- [GOAL]
Transcribe the material in full, exactly as written.

- [Extracted records]
══════════
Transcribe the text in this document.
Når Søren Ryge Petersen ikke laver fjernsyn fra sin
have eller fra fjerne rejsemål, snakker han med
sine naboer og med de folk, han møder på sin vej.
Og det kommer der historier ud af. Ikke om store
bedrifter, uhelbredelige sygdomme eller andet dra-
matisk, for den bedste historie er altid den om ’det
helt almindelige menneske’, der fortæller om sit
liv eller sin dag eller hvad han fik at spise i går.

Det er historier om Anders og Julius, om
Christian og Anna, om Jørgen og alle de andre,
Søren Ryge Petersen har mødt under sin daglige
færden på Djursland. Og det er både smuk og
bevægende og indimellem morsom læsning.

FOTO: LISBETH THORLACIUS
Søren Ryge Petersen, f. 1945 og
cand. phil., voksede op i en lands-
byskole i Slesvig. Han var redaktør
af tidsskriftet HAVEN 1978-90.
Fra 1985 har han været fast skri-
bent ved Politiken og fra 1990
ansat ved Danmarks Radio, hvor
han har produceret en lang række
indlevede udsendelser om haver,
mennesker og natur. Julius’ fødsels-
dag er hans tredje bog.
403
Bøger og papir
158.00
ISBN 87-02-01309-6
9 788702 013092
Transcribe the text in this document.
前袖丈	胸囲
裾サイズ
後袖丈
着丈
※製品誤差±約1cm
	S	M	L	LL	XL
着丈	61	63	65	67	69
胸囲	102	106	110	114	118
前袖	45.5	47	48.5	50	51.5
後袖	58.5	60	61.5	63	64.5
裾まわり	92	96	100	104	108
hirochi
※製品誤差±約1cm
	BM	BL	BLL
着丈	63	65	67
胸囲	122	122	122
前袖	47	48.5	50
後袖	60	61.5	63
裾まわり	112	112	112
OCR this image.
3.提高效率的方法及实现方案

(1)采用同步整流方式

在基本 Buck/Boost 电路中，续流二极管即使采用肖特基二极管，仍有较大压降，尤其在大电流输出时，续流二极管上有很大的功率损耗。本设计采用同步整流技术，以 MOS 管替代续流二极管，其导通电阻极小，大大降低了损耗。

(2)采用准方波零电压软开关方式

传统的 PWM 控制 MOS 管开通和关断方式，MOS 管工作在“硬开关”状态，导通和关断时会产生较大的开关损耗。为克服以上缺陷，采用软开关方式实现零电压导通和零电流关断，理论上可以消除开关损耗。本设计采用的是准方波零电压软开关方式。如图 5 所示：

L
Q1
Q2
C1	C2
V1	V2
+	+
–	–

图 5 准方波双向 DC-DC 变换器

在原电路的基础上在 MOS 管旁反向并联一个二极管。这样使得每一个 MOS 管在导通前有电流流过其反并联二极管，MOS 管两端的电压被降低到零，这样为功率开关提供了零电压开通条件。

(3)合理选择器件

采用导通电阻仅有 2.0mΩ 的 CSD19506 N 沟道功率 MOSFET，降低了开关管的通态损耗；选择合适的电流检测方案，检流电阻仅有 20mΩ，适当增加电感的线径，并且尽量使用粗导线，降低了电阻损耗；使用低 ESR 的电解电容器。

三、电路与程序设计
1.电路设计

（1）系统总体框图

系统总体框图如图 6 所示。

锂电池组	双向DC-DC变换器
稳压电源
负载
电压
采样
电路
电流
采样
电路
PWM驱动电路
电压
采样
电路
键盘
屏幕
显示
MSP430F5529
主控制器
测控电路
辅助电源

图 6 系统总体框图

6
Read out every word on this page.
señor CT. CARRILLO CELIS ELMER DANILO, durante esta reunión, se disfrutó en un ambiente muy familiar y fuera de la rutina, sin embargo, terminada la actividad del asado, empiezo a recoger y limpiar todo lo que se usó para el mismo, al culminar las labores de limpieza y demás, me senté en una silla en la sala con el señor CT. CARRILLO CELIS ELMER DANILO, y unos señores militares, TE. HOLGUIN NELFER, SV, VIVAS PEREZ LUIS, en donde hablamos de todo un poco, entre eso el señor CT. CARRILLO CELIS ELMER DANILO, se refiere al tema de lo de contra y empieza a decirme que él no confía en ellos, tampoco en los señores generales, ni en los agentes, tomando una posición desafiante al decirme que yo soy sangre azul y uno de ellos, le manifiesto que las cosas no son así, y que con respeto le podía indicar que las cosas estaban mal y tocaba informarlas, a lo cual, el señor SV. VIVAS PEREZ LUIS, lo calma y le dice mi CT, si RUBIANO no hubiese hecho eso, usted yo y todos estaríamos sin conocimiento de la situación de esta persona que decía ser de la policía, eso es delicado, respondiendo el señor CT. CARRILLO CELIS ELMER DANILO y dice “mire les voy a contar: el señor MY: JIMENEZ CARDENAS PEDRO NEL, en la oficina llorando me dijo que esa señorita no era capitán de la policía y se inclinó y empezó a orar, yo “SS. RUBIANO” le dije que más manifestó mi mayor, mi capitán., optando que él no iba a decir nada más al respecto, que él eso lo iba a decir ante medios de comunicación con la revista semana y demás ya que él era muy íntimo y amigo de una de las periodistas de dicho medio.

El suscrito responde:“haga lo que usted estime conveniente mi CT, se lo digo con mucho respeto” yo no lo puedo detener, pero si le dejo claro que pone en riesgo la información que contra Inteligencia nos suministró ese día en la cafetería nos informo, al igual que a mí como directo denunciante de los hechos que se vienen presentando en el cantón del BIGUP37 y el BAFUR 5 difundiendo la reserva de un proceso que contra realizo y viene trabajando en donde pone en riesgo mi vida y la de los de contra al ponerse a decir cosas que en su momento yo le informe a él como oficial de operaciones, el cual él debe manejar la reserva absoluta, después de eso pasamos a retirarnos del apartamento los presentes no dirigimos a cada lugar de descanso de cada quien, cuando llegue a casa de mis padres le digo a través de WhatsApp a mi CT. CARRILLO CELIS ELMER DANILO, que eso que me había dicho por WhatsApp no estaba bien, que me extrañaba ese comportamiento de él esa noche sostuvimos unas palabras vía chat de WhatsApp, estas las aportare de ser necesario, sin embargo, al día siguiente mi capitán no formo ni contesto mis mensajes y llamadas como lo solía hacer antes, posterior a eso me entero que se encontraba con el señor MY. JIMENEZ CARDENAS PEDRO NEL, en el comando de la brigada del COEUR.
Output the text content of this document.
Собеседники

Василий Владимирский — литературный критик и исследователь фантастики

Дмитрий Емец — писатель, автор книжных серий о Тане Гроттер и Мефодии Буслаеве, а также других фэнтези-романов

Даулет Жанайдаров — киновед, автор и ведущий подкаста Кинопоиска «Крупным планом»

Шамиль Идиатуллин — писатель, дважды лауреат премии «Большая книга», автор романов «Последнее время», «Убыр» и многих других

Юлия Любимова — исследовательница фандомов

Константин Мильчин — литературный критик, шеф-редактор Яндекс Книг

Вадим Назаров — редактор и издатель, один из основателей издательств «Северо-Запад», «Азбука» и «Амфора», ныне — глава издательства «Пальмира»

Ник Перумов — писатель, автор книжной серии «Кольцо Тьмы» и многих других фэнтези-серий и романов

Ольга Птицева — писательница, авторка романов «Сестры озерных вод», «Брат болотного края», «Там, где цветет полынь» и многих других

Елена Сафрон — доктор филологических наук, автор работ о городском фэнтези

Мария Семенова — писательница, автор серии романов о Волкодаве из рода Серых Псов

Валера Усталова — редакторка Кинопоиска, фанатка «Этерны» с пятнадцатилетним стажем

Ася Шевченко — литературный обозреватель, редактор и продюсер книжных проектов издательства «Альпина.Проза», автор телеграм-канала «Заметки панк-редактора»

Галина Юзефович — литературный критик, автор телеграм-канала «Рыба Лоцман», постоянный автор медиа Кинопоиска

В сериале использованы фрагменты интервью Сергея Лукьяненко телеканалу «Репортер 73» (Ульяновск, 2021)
══════════
- [OUTPUT FOR THIS EXERCISE]
Transcribe the text in this document.
Når Søren Ryge Petersen ikke laver fjernsyn fra sin
have eller fra fjerne rejsemål, snakker han med
sine naboer og med de folk, han møder på sin vej.
Og det kommer der historier ud af. Ikke om store
bedrifter, uhelbredelige sygdomme eller andet dra-
matisk, for den bedste historie er altid den om ’det
helt almindelige menneske’, der fortæller om sit
liv eller sin dag eller hvad han fik at spise i går.

Det er historier om Anders og Julius, om
Christian og Anna, om Jørgen og alle de andre,
Søren Ryge Petersen har mødt under sin daglige
færden på Djursland. Og det er både smuk og
bevægende og indimellem morsom læsning.

FOTO: LISBETH THORLACIUS
Søren Ryge Petersen, f. 1945 og
cand. phil., voksede op i en lands-
byskole i Slesvig. Han var redaktør
af tidsskriftet HAVEN 1978-90.
Fra 1985 har han været fast skri-
bent ved Politiken og fra 1990
ansat ved Danmarks Radio, hvor
han har produceret en lang række
indlevede udsendelser om haver,
mennesker og natur. Julius’ fødsels-
dag er hans tredje bog.
403
Bøger og papir
158.00
ISBN 87-02-01309-6
9 788702 013092
Transcribe the text in this document.
前袖丈	胸囲
裾サイズ
後袖丈
着丈
※製品誤差±約1cm
	S	M	L	LL	XL
着丈	61	63	65	67	69
胸囲	102	106	110	114	118
前袖	45.5	47	48.5	50	51.5
後袖	58.5	60	61.5	63	64.5
裾まわり	92	96	100	104	108
hirochi
※製品誤差±約1cm
	BM	BL	BLL
着丈	63	65	67
胸囲	122	122	122
前袖	47	48.5	50
後袖	60	61.5	63
裾まわり	112	112	112
OCR this image.
3.提高效率的方法及实现方案

(1)采用同步整流方式

在基本 Buck/Boost 电路中，续流二极管即使采用肖特基二极管，仍有较大压降，尤其在大电流输出时，续流二极管上有很大的功率损耗。本设计采用同步整流技术，以 MOS 管替代续流二极管，其导通电阻极小，大大降低了损耗。

(2)采用准方波零电压软开关方式

传统的 PWM 控制 MOS 管开通和关断方式，MOS 管工作在“硬开关”状态，导通和关断时会产生较大的开关损耗。为克服以上缺陷，采用软开关方式实现零电压导通和零电流关断，理论上可以消除开关损耗。本设计采用的是准方波零电压软开关方式。如图 5 所示：

L
Q1
Q2
C1	C2
V1	V2
+	+
–	–

图 5 准方波双向 DC-DC 变换器

在原电路的基础上在 MOS 管旁反向并联一个二极管。这样使得每一个 MOS 管在导通前有电流流过其反并联二极管，MOS 管两端的电压被降低到零，这样为功率开关提供了零电压开通条件。

(3)合理选择器件

采用导通电阻仅有 2.0mΩ 的 CSD19506 N 沟道功率 MOSFET，降低了开关管的通态损耗；选择合适的电流检测方案，检流电阻仅有 20mΩ，适当增加电感的线径，并且尽量使用粗导线，降低了电阻损耗；使用低 ESR 的电解电容器。

三、电路与程序设计
1.电路设计

（1）系统总体框图

系统总体框图如图 6 所示。

锂电池组	双向DC-DC变换器
稳压电源
负载
电压
采样
电路
电流
采样
电路
PWM驱动电路
电压
采样
电路
键盘
屏幕
显示
MSP430F5529
主控制器
测控电路
辅助电源

图 6 系统总体框图

6
Read out every word on this page.
señor CT. CARRILLO CELIS ELMER DANILO, durante esta reunión, se disfrutó en un ambiente muy familiar y fuera de la rutina, sin embargo, terminada la actividad del asado, empiezo a recoger y limpiar todo lo que se usó para el mismo, al culminar las labores de limpieza y demás, me senté en una silla en la sala con el señor CT. CARRILLO CELIS ELMER DANILO, y unos señores militares, TE. HOLGUIN NELFER, SV, VIVAS PEREZ LUIS, en donde hablamos de todo un poco, entre eso el señor CT. CARRILLO CELIS ELMER DANILO, se refiere al tema de lo de contra y empieza a decirme que él no confía en ellos, tampoco en los señores generales, ni en los agentes, tomando una posición desafiante al decirme que yo soy sangre azul y uno de ellos, le manifiesto que las cosas no son así, y que con respeto le podía indicar que las cosas estaban mal y tocaba informarlas, a lo cual, el señor SV. VIVAS PEREZ LUIS, lo calma y le dice mi CT, si RUBIANO no hubiese hecho eso, usted yo y todos estaríamos sin conocimiento de la situación de esta persona que decía ser de la policía, eso es delicado, respondiendo el señor CT. CARRILLO CELIS ELMER DANILO y dice “mire les voy a contar: el señor MY: JIMENEZ CARDENAS PEDRO NEL, en la oficina llorando me dijo que esa señorita no era capitán de la policía y se inclinó y empezó a orar, yo “SS. RUBIANO” le dije que más manifestó mi mayor, mi capitán., optando que él no iba a decir nada más al respecto, que él eso lo iba a decir ante medios de comunicación con la revista semana y demás ya que él era muy íntimo y amigo de una de las periodistas de dicho medio.

El suscrito responde:“haga lo que usted estime conveniente mi CT, se lo digo con mucho respeto” yo no lo puedo detener, pero si le dejo claro que pone en riesgo la información que contra Inteligencia nos suministró ese día en la cafetería nos informo, al igual que a mí como directo denunciante de los hechos que se vienen presentando en el cantón del BIGUP37 y el BAFUR 5 difundiendo la reserva de un proceso que contra realizo y viene trabajando en donde pone en riesgo mi vida y la de los de contra al ponerse a decir cosas que en su momento yo le informe a él como oficial de operaciones, el cual él debe manejar la reserva absoluta, después de eso pasamos a retirarnos del apartamento los presentes no dirigimos a cada lugar de descanso de cada quien, cuando llegue a casa de mis padres le digo a través de WhatsApp a mi CT. CARRILLO CELIS ELMER DANILO, que eso que me había dicho por WhatsApp no estaba bien, que me extrañaba ese comportamiento de él esa noche sostuvimos unas palabras vía chat de WhatsApp, estas las aportare de ser necesario, sin embargo, al día siguiente mi capitán no formo ni contesto mis mensajes y llamadas como lo solía hacer antes, posterior a eso me entero que se encontraba con el señor MY. JIMENEZ CARDENAS PEDRO NEL, en el comando de la brigada del COEUR.
Output the text content of this document.
Собеседники

Василий Владимирский — литературный критик и исследователь фантастики

Дмитрий Емец — писатель, автор книжных серий о Тане Гроттер и Мефодии Буслаеве, а также других фэнтези-романов

Даулет Жанайдаров — киновед, автор и ведущий подкаста Кинопоиска «Крупным планом»

Шамиль Идиатуллин — писатель, дважды лауреат премии «Большая книга», автор романов «Последнее время», «Убыр» и многих других

Юлия Любимова — исследовательница фандомов

Константин Мильчин — литературный критик, шеф-редактор Яндекс Книг

Вадим Назаров — редактор и издатель, один из основателей издательств «Северо-Запад», «Азбука» и «Амфора», ныне — глава издательства «Пальмира»

Ник Перумов — писатель, автор книжной серии «Кольцо Тьмы» и многих других фэнтези-серий и романов

Ольга Птицева — писательница, авторка романов «Сестры озерных вод», «Брат болотного края», «Там, где цветет полынь» и многих других

Елена Сафрон — доктор филологических наук, автор работ о городском фэнтези

Мария Семенова — писательница, автор серии романов о Волкодаве из рода Серых Псов

Валера Усталова — редакторка Кинопоиска, фанатка «Этерны» с пятнадцатилетним стажем

Ася Шевченко — литературный обозреватель, редактор и продюсер книжных проектов издательства «Альпина.Проза», автор телеграм-канала «Заметки панк-редактора»

Галина Юзефович — литературный критик, автор телеграм-канала «Рыба Лоцман», постоянный автор медиа Кинопоиска

В сериале использованы фрагменты интервью Сергея Лукьяненко телеканалу «Репортер 73» (Ульяновск, 2021)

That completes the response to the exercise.